Dataset listings of figures:
• • • •

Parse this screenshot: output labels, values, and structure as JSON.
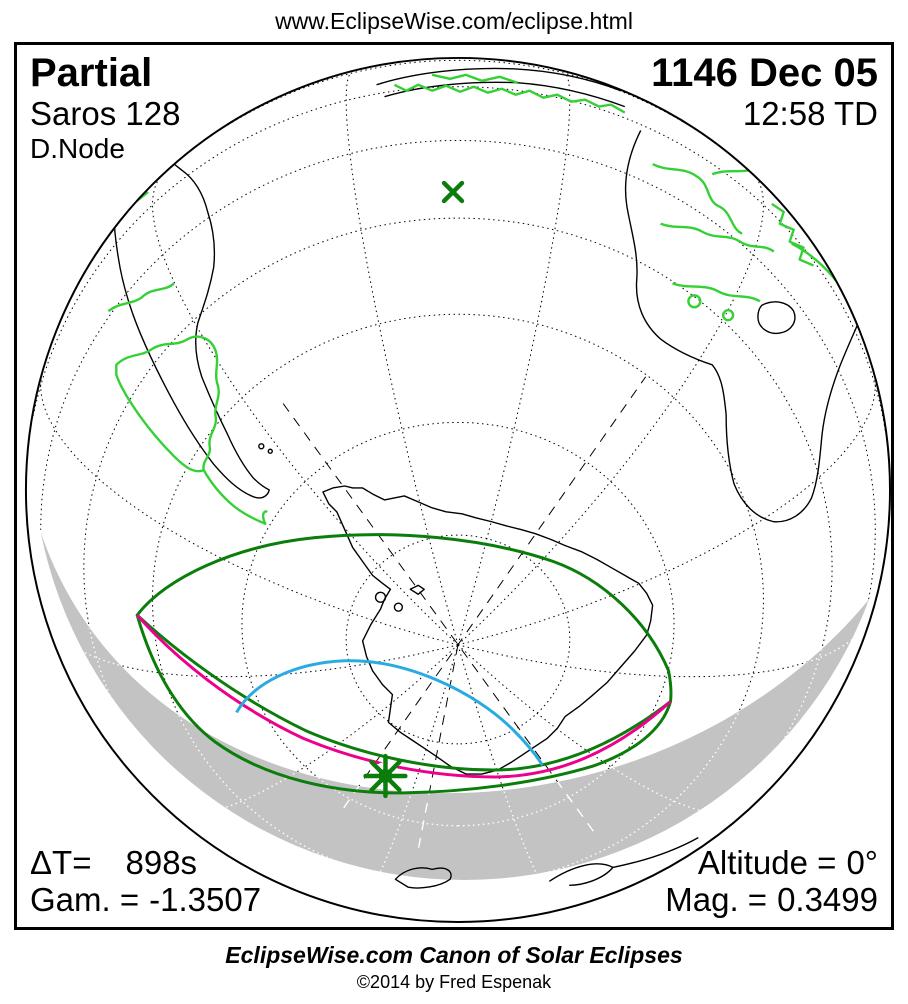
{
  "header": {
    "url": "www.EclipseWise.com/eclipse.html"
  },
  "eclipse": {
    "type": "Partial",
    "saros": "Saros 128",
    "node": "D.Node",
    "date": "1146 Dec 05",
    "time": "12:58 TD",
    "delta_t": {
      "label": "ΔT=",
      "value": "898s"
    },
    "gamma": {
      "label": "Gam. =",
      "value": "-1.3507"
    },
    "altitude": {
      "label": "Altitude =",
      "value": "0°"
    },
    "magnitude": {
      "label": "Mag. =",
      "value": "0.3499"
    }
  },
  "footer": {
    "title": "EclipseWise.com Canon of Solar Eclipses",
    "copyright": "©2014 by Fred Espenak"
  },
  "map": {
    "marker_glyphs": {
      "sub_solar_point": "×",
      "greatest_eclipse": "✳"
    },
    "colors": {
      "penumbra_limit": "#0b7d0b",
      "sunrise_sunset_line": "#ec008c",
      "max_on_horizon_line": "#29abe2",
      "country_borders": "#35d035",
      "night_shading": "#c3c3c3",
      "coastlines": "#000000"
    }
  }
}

• • • •

• **Your goal**
Search the entries for the word "EclipseWise" and pick out every line that holds it.

• **Solution to the problem**
    "url": "www.EclipseWise.com/eclipse.html"
    "title": "EclipseWise.com Canon of Solar Eclipses",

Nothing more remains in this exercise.